Data to process =
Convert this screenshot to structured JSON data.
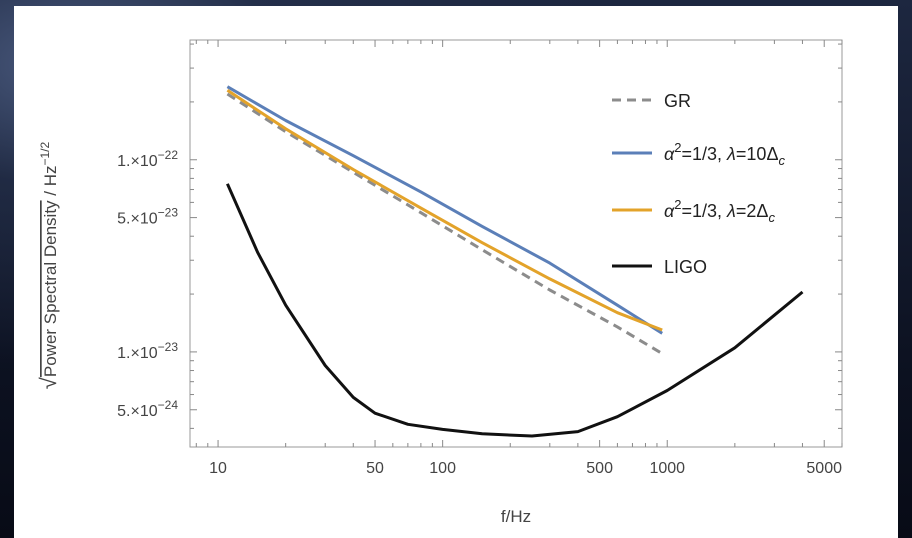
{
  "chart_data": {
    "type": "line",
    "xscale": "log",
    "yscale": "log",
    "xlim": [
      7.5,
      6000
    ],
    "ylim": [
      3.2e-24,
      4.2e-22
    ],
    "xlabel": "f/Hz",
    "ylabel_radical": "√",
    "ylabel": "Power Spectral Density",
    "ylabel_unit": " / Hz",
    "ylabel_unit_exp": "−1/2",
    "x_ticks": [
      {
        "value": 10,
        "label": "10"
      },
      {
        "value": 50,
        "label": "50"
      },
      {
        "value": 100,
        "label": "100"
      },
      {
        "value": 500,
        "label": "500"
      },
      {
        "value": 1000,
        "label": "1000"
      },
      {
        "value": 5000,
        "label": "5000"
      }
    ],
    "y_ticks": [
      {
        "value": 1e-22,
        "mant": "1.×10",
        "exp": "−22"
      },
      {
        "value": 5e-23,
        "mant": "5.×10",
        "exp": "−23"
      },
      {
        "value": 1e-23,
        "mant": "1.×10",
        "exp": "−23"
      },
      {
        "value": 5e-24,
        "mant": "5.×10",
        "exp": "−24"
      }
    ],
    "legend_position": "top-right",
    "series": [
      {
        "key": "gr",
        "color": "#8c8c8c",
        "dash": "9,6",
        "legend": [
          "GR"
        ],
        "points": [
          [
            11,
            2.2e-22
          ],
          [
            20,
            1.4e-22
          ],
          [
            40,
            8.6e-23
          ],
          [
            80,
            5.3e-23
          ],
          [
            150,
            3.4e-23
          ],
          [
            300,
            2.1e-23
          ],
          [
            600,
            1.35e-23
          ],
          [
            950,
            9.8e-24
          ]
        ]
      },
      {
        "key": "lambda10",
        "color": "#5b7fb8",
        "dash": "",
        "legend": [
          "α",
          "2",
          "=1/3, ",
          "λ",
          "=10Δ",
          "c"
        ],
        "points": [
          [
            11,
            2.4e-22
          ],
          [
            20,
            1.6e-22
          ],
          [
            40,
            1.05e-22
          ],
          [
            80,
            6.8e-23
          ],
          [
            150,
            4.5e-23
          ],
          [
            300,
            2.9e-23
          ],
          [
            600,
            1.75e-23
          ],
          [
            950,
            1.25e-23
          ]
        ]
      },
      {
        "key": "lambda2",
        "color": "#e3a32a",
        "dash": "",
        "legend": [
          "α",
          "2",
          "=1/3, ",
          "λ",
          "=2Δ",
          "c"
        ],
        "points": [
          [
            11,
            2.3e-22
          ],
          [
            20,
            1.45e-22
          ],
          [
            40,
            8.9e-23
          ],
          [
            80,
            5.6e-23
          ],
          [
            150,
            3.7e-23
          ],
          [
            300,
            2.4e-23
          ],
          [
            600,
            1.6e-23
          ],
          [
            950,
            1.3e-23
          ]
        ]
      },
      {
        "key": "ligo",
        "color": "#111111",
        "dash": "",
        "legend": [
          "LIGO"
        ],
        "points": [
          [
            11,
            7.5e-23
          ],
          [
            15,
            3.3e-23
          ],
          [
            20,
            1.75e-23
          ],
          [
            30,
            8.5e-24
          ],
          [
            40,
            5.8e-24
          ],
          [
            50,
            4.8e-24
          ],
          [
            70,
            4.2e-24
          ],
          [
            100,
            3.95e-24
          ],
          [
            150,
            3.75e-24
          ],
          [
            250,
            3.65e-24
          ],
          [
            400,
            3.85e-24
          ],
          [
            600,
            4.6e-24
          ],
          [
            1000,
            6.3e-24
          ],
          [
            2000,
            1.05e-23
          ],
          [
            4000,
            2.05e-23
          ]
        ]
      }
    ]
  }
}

Exercise requirements =
Repeat all of the data above word for word, minus the pictures.

Worked solution =
Convert this screenshot to structured JSON data.
{
  "chart_data": {
    "type": "line",
    "xscale": "log",
    "yscale": "log",
    "xlim": [
      7.5,
      6000
    ],
    "ylim": [
      3.2e-24,
      4.2e-22
    ],
    "xlabel": "f/Hz",
    "ylabel_radical": "√",
    "ylabel": "Power Spectral Density",
    "ylabel_unit": " / Hz",
    "ylabel_unit_exp": "−1/2",
    "x_ticks": [
      {
        "value": 10,
        "label": "10"
      },
      {
        "value": 50,
        "label": "50"
      },
      {
        "value": 100,
        "label": "100"
      },
      {
        "value": 500,
        "label": "500"
      },
      {
        "value": 1000,
        "label": "1000"
      },
      {
        "value": 5000,
        "label": "5000"
      }
    ],
    "y_ticks": [
      {
        "value": 1e-22,
        "mant": "1.×10",
        "exp": "−22"
      },
      {
        "value": 5e-23,
        "mant": "5.×10",
        "exp": "−23"
      },
      {
        "value": 1e-23,
        "mant": "1.×10",
        "exp": "−23"
      },
      {
        "value": 5e-24,
        "mant": "5.×10",
        "exp": "−24"
      }
    ],
    "legend_position": "top-right",
    "series": [
      {
        "key": "gr",
        "color": "#8c8c8c",
        "dash": "9,6",
        "legend": [
          "GR"
        ],
        "points": [
          [
            11,
            2.2e-22
          ],
          [
            20,
            1.4e-22
          ],
          [
            40,
            8.6e-23
          ],
          [
            80,
            5.3e-23
          ],
          [
            150,
            3.4e-23
          ],
          [
            300,
            2.1e-23
          ],
          [
            600,
            1.35e-23
          ],
          [
            950,
            9.8e-24
          ]
        ]
      },
      {
        "key": "lambda10",
        "color": "#5b7fb8",
        "dash": "",
        "legend": [
          "α",
          "2",
          "=1/3, ",
          "λ",
          "=10Δ",
          "c"
        ],
        "points": [
          [
            11,
            2.4e-22
          ],
          [
            20,
            1.6e-22
          ],
          [
            40,
            1.05e-22
          ],
          [
            80,
            6.8e-23
          ],
          [
            150,
            4.5e-23
          ],
          [
            300,
            2.9e-23
          ],
          [
            600,
            1.75e-23
          ],
          [
            950,
            1.25e-23
          ]
        ]
      },
      {
        "key": "lambda2",
        "color": "#e3a32a",
        "dash": "",
        "legend": [
          "α",
          "2",
          "=1/3, ",
          "λ",
          "=2Δ",
          "c"
        ],
        "points": [
          [
            11,
            2.3e-22
          ],
          [
            20,
            1.45e-22
          ],
          [
            40,
            8.9e-23
          ],
          [
            80,
            5.6e-23
          ],
          [
            150,
            3.7e-23
          ],
          [
            300,
            2.4e-23
          ],
          [
            600,
            1.6e-23
          ],
          [
            950,
            1.3e-23
          ]
        ]
      },
      {
        "key": "ligo",
        "color": "#111111",
        "dash": "",
        "legend": [
          "LIGO"
        ],
        "points": [
          [
            11,
            7.5e-23
          ],
          [
            15,
            3.3e-23
          ],
          [
            20,
            1.75e-23
          ],
          [
            30,
            8.5e-24
          ],
          [
            40,
            5.8e-24
          ],
          [
            50,
            4.8e-24
          ],
          [
            70,
            4.2e-24
          ],
          [
            100,
            3.95e-24
          ],
          [
            150,
            3.75e-24
          ],
          [
            250,
            3.65e-24
          ],
          [
            400,
            3.85e-24
          ],
          [
            600,
            4.6e-24
          ],
          [
            1000,
            6.3e-24
          ],
          [
            2000,
            1.05e-23
          ],
          [
            4000,
            2.05e-23
          ]
        ]
      }
    ]
  }
}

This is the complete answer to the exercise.